Lines that contain the string "Таблица" are to be copied; leave out all others.

┄┄┄┄┄┄┄┄┄┄┄┄┄┄┄┄┄┄┄┄

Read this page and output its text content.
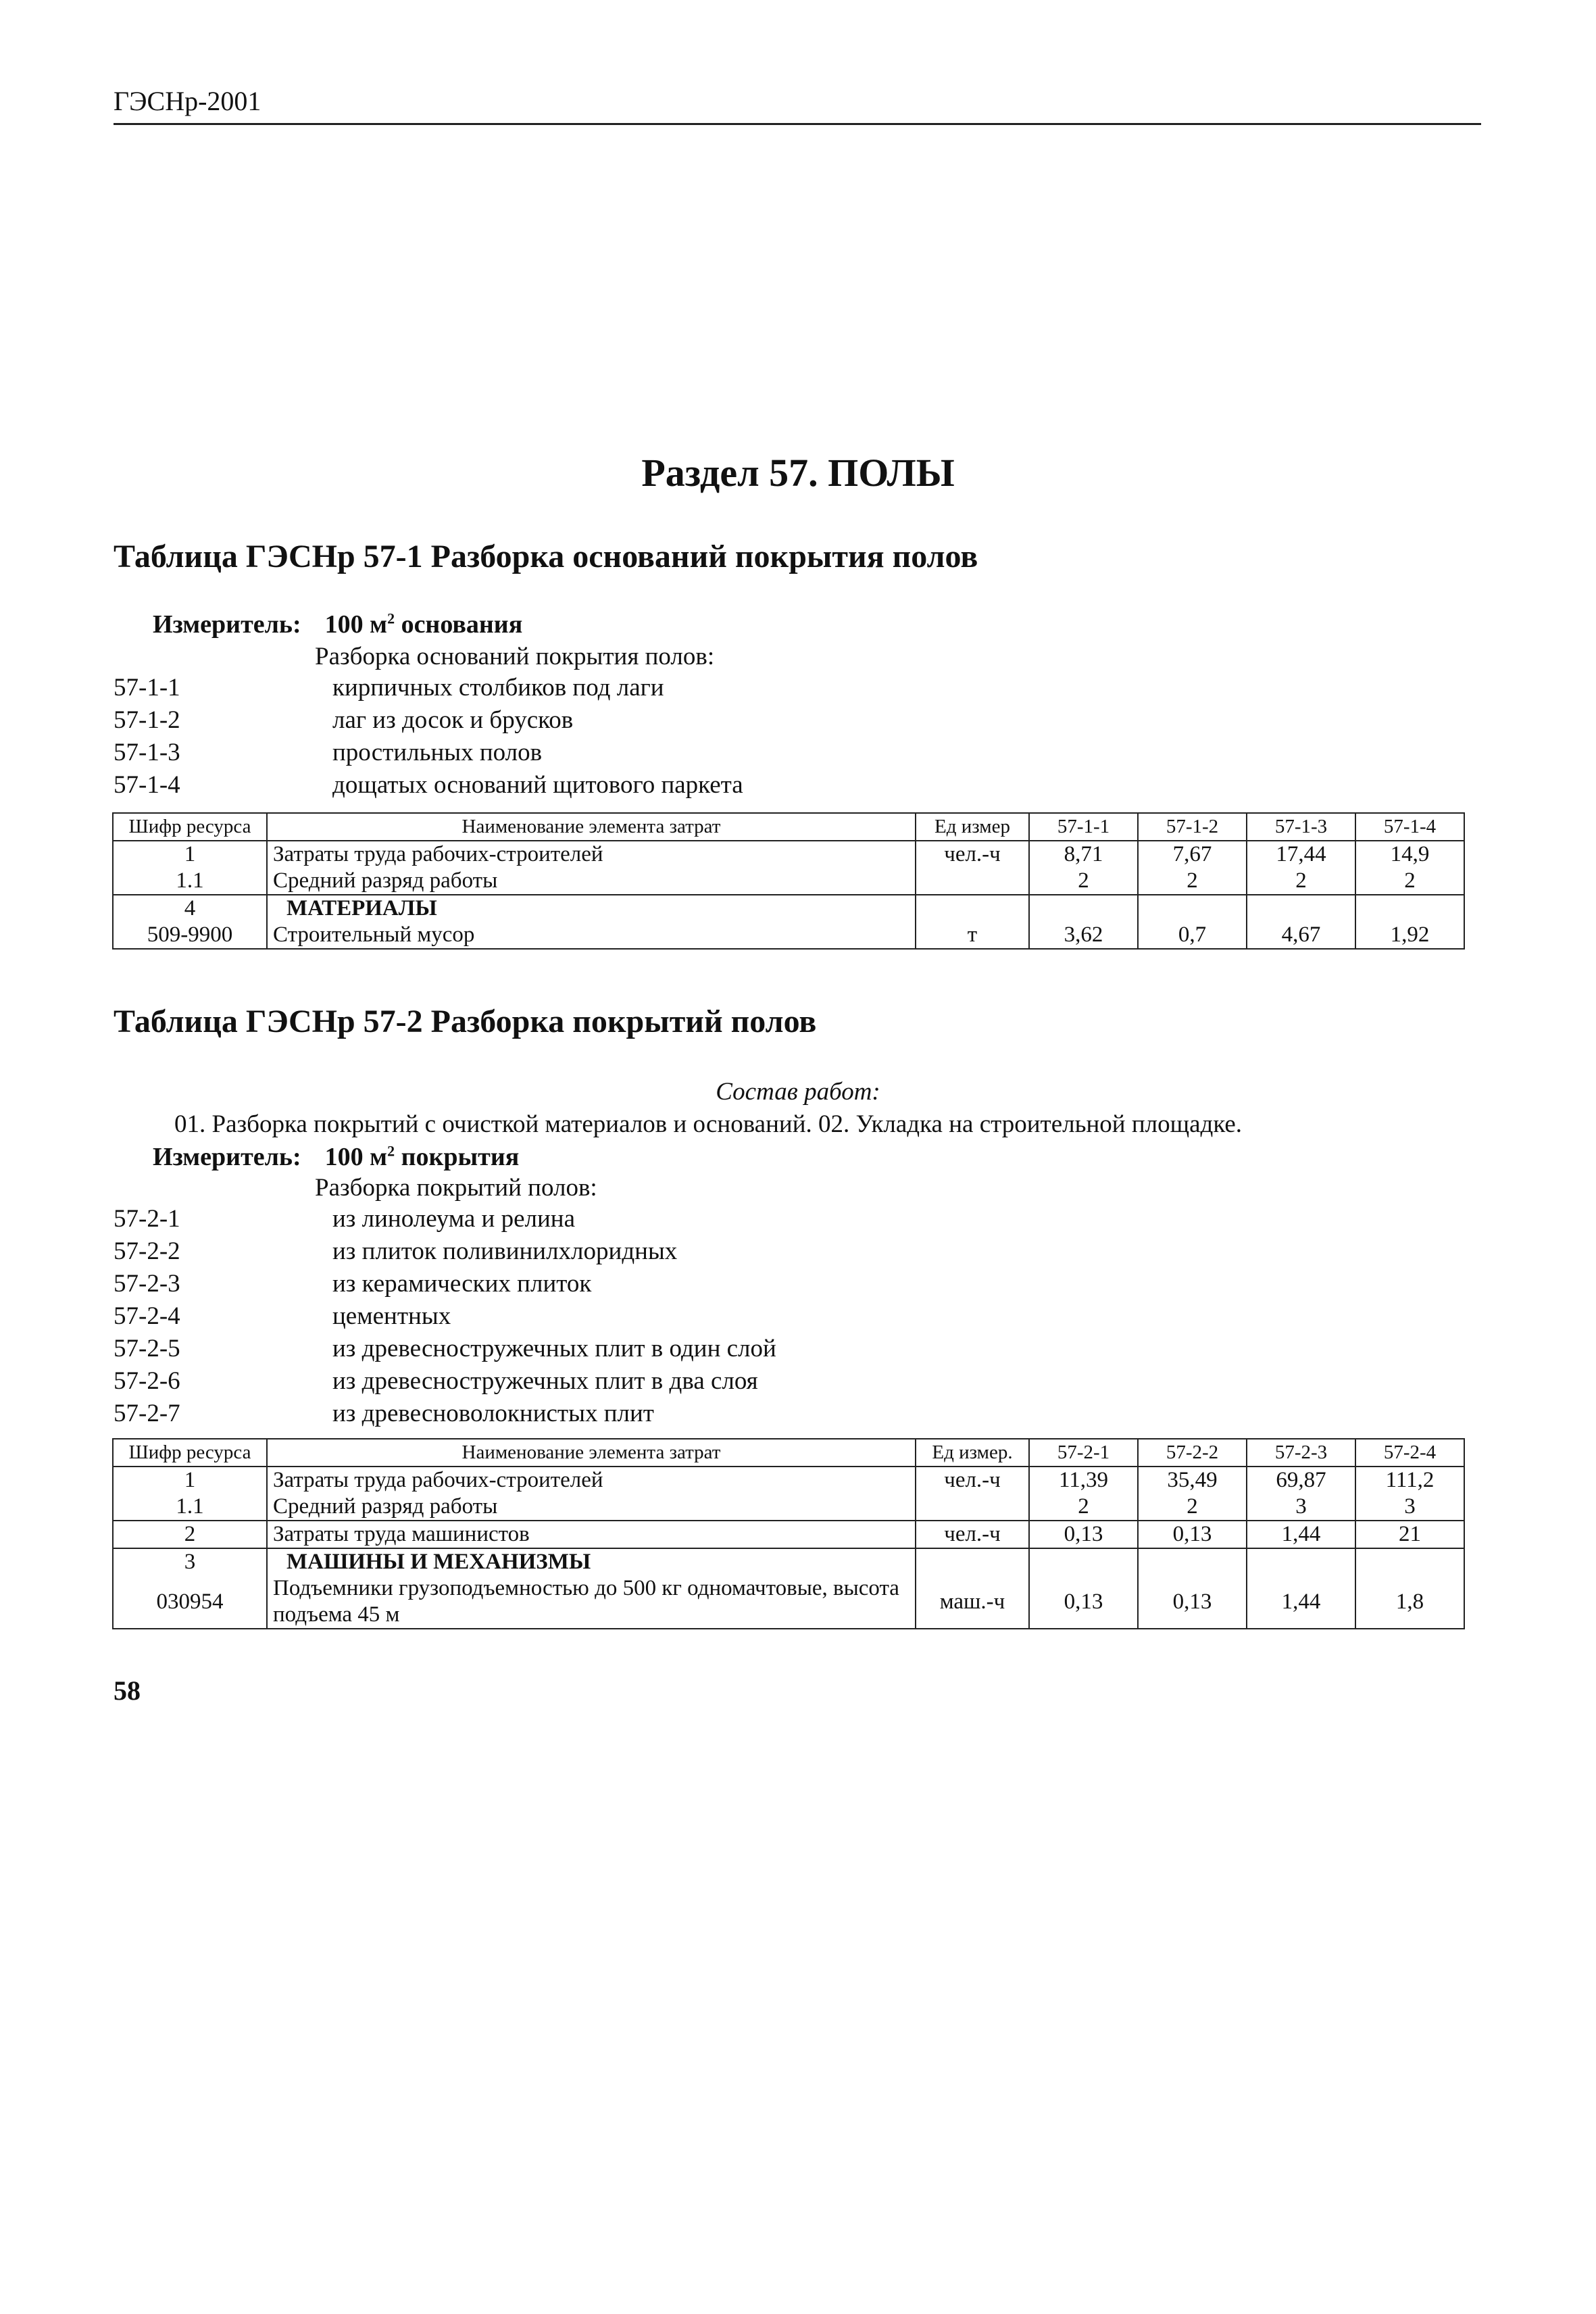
ГЭСНр-2001
Раздел 57. ПОЛЫ
Таблица ГЭСНр 57-1 Разборка оснований покрытия полов
Измеритель: 100 $м^2$ основания
Разборка оснований покрытия полов:
57-1-1	кирпичных столбиков под лаги
57-1-2	лаг из досок и брусков
57-1-3	простильных полов
57-1-4	дощатых оснований щитового паркета
Шифр ресурса	Наименование элемента затрат	Ед измер	57-1-1	57-1-2	57-1-3	57-1-4
1	Затраты труда рабочих-строителей	чел.-ч	8,71	7,67	17,44	14,9
1.1	Средний разряд работы		2	2	2	2
4	МАТЕРИАЛЫ					
509-9900	Строительный мусор	т	3,62	0,7	4,67	1,92
Таблица ГЭСНр 57-2 Разборка покрытий полов
Состав работ:
01. Разборка покрытий с очисткой материалов и оснований. 02. Укладка на строительной площадке.
Измеритель: 100 $м^2$ покрытия
Разборка покрытий полов:
57-2-1	из линолеума и релина
57-2-2	из плиток поливинилхлоридных
57-2-3	из керамических плиток
57-2-4	цементных
57-2-5	из древесностружечных плит в один слой
57-2-6	из древесностружечных плит в два слоя
57-2-7	из древесноволокнистых плит
Шифр ресурса	Наименование элемента затрат	Ед измер.	57-2-1	57-2-2	57-2-3	57-2-4
1	Затраты труда рабочих-строителей	чел.-ч	11,39	35,49	69,87	111,2
1.1	Средний разряд работы		2	2	3	3
2	Затраты труда машинистов	чел.-ч	0,13	0,13	1,44	21
3	МАШИНЫ И МЕХАНИЗМЫ					
030954	Подъемники грузоподъемностью до 500 кг одномачтовые, высота подъема 45 м	маш.-ч	0,13	0,13	1,44	1,8
58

┄┄┄┄┄┄┄┄┄┄┄┄┄┄┄┄┄┄┄┄

■ **WORKED SOLUTION**:
Таблица ГЭСНр 57-1 Разборка оснований покрытия полов
Таблица ГЭСНр 57-2 Разборка покрытий полов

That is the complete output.